**Goal**
Copy out the listing in full, exactly as written, but not its pictures.

(Stored records)
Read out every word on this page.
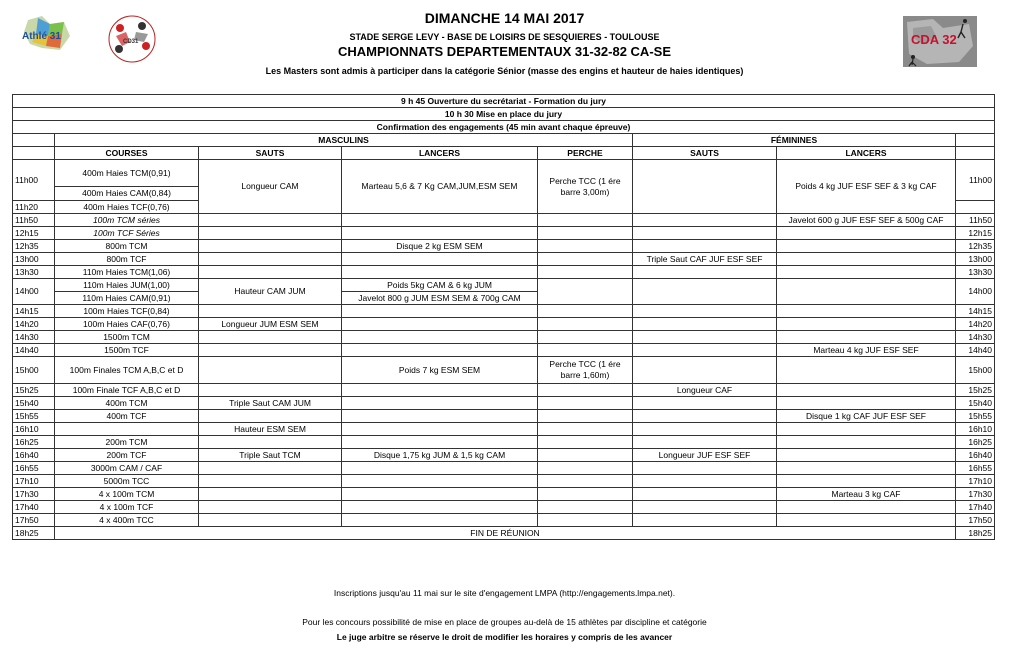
DIMANCHE 14 MAI 2017
STADE SERGE LEVY - BASE DE LOISIRS DE SESQUIERES - TOULOUSE
CHAMPIONNATS DEPARTEMENTAUX 31-32-82 CA-SE
Les Masters sont admis à participer dans la catégorie Sénior (masse des engins et hauteur de haies identiques)
Athlé 31	CD31	CDA 32
9 h 45 Ouverture du secrétariat - Formation du jury								
10 h 30 Mise en place du jury								
Confirmation des engagements (45 min avant chaque épreuve)								
	MASCULINS				FÉMININES			
	COURSES	SAUTS	LANCERS	PERCHE	SAUTS	LANCERS		
11h00	400m Haies TCM(0,91)	Longueur CAM	Marteau 5,6 & 7 Kg CAM,JUM,ESM SEM	Perche TCC (1 ére barre 3,00m)		Poids 4 kg JUF ESF SEF & 3 kg CAF	11h00	
	400m Haies CAM(0,84)							
11h20	400m Haies TCF(0,76)						
11h50	100m TCM séries					Javelot 600 g JUF ESF SEF & 500g CAF	11h50	
12h15	100m TCF Séries						12h15	
12h35	800m TCM		Disque 2 kg ESM SEM				12h35	
13h00	800m TCF				Triple Saut CAF JUF ESF SEF		13h00	
13h30	110m Haies TCM(1,06)						13h30	
14h00	110m Haies JUM(1,00)	Hauteur CAM JUM	Poids 5kg CAM & 6 kg JUM				14h00	
	110m Haies CAM(0,91)		Javelot 800 g JUM ESM SEM & 700g CAM					
14h15	100m Haies TCF(0,84)						14h15	
14h20	100m Haies CAF(0,76)	Longueur JUM ESM SEM					14h20	
14h30	1500m TCM						14h30	
14h40	1500m TCF					Marteau 4 kg JUF ESF SEF	14h40	
15h00	100m Finales TCM A,B,C et D		Poids 7 kg ESM SEM	Perche TCC (1 ére barre 1,60m)			15h00	
15h25	100m Finale TCF A,B,C et D				Longueur CAF		15h25	
15h40	400m TCM	Triple Saut CAM JUM					15h40	
15h55	400m TCF					Disque 1 kg CAF JUF ESF SEF	15h55	
16h10		Hauteur ESM SEM					16h10	
16h25	200m TCM						16h25	
16h40	200m TCF	Triple Saut TCM	Disque 1,75 kg JUM & 1,5 kg CAM		Longueur JUF ESF SEF		16h40	
16h55	3000m CAM / CAF						16h55	
17h10	5000m TCC						17h10	
17h30	4 x 100m TCM					Marteau 3 kg CAF	17h30	
17h40	4 x 100m TCF						17h40	
17h50	4 x 400m TCC						17h50	
18h25	FIN DE RÉUNION						18h25	
Inscriptions jusqu'au 11 mai sur le site d'engagement LMPA (http://engagements.lmpa.net).
Pour les concours possibilité de mise en place de groupes au-delà de 15 athlètes par discipline et catégorie
Le juge arbitre se réserve le droit de modifier les horaires y compris de les avancer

**Problem solution**
Read out every word on this page.
DIMANCHE 14 MAI 2017
STADE SERGE LEVY - BASE DE LOISIRS DE SESQUIERES - TOULOUSE
CHAMPIONNATS DEPARTEMENTAUX 31-32-82 CA-SE
Les Masters sont admis à participer dans la catégorie Sénior (masse des engins et hauteur de haies identiques)
Athlé 31	CD31	CDA 32
9 h 45 Ouverture du secrétariat - Formation du jury								
10 h 30 Mise en place du jury								
Confirmation des engagements (45 min avant chaque épreuve)								
	MASCULINS				FÉMININES			
	COURSES	SAUTS	LANCERS	PERCHE	SAUTS	LANCERS		
11h00	400m Haies TCM(0,91)	Longueur CAM	Marteau 5,6 & 7 Kg CAM,JUM,ESM SEM	Perche TCC (1 ére barre 3,00m)		Poids 4 kg JUF ESF SEF & 3 kg CAF	11h00	
	400m Haies CAM(0,84)							
11h20	400m Haies TCF(0,76)						
11h50	100m TCM séries					Javelot 600 g JUF ESF SEF & 500g CAF	11h50	
12h15	100m TCF Séries						12h15	
12h35	800m TCM		Disque 2 kg ESM SEM				12h35	
13h00	800m TCF				Triple Saut CAF JUF ESF SEF		13h00	
13h30	110m Haies TCM(1,06)						13h30	
14h00	110m Haies JUM(1,00)	Hauteur CAM JUM	Poids 5kg CAM & 6 kg JUM				14h00	
	110m Haies CAM(0,91)		Javelot 800 g JUM ESM SEM & 700g CAM					
14h15	100m Haies TCF(0,84)						14h15	
14h20	100m Haies CAF(0,76)	Longueur JUM ESM SEM					14h20	
14h30	1500m TCM						14h30	
14h40	1500m TCF					Marteau 4 kg JUF ESF SEF	14h40	
15h00	100m Finales TCM A,B,C et D		Poids 7 kg ESM SEM	Perche TCC (1 ére barre 1,60m)			15h00	
15h25	100m Finale TCF A,B,C et D				Longueur CAF		15h25	
15h40	400m TCM	Triple Saut CAM JUM					15h40	
15h55	400m TCF					Disque 1 kg CAF JUF ESF SEF	15h55	
16h10		Hauteur ESM SEM					16h10	
16h25	200m TCM						16h25	
16h40	200m TCF	Triple Saut TCM	Disque 1,75 kg JUM & 1,5 kg CAM		Longueur JUF ESF SEF		16h40	
16h55	3000m CAM / CAF						16h55	
17h10	5000m TCC						17h10	
17h30	4 x 100m TCM					Marteau 3 kg CAF	17h30	
17h40	4 x 100m TCF						17h40	
17h50	4 x 400m TCC						17h50	
18h25	FIN DE RÉUNION						18h25	
Inscriptions jusqu'au 11 mai sur le site d'engagement LMPA (http://engagements.lmpa.net).
Pour les concours possibilité de mise en place de groupes au-delà de 15 athlètes par discipline et catégorie
Le juge arbitre se réserve le droit de modifier les horaires y compris de les avancer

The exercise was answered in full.